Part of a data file

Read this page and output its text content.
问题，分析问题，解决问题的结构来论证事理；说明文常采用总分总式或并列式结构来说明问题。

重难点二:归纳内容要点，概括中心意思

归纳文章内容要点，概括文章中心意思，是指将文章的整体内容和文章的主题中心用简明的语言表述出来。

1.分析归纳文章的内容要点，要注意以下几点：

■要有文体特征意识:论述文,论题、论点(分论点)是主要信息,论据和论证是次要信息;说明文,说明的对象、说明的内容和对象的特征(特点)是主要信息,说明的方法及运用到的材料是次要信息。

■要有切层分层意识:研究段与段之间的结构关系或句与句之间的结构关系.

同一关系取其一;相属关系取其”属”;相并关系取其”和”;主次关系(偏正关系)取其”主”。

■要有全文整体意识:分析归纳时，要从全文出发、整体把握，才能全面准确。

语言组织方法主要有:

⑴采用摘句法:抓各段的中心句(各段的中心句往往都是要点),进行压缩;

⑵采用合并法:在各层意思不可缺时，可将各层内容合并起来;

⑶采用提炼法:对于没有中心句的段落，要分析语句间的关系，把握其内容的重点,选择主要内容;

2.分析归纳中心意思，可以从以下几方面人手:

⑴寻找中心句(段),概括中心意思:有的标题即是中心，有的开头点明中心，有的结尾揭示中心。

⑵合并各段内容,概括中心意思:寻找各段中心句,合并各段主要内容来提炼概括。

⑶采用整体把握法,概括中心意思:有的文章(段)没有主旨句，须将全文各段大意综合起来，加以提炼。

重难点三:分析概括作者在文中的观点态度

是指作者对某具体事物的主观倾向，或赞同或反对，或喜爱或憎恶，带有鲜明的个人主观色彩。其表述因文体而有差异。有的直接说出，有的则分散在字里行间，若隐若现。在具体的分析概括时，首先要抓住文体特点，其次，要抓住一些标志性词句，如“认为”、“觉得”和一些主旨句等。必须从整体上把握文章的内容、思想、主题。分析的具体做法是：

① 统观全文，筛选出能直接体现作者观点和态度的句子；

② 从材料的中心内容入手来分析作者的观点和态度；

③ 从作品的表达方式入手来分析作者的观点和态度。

# Goal:
Would you write down every record again, exactly?

# Exercise output:
Read this page and output its text content.
问题，分析问题，解决问题的结构来论证事理；说明文常采用总分总式或并列式结构来说明问题。

重难点二:归纳内容要点，概括中心意思

归纳文章内容要点，概括文章中心意思，是指将文章的整体内容和文章的主题中心用简明的语言表述出来。

1.分析归纳文章的内容要点，要注意以下几点：

■要有文体特征意识:论述文,论题、论点(分论点)是主要信息,论据和论证是次要信息;说明文,说明的对象、说明的内容和对象的特征(特点)是主要信息,说明的方法及运用到的材料是次要信息。

■要有切层分层意识:研究段与段之间的结构关系或句与句之间的结构关系.

同一关系取其一;相属关系取其”属”;相并关系取其”和”;主次关系(偏正关系)取其”主”。

■要有全文整体意识:分析归纳时，要从全文出发、整体把握，才能全面准确。

语言组织方法主要有:

⑴采用摘句法:抓各段的中心句(各段的中心句往往都是要点),进行压缩;

⑵采用合并法:在各层意思不可缺时，可将各层内容合并起来;

⑶采用提炼法:对于没有中心句的段落，要分析语句间的关系，把握其内容的重点,选择主要内容;

2.分析归纳中心意思，可以从以下几方面人手:

⑴寻找中心句(段),概括中心意思:有的标题即是中心，有的开头点明中心，有的结尾揭示中心。

⑵合并各段内容,概括中心意思:寻找各段中心句,合并各段主要内容来提炼概括。

⑶采用整体把握法,概括中心意思:有的文章(段)没有主旨句，须将全文各段大意综合起来，加以提炼。

重难点三:分析概括作者在文中的观点态度

是指作者对某具体事物的主观倾向，或赞同或反对，或喜爱或憎恶，带有鲜明的个人主观色彩。其表述因文体而有差异。有的直接说出，有的则分散在字里行间，若隐若现。在具体的分析概括时，首先要抓住文体特点，其次，要抓住一些标志性词句，如“认为”、“觉得”和一些主旨句等。必须从整体上把握文章的内容、思想、主题。分析的具体做法是：

① 统观全文，筛选出能直接体现作者观点和态度的句子；

② 从材料的中心内容入手来分析作者的观点和态度；

③ 从作品的表达方式入手来分析作者的观点和态度。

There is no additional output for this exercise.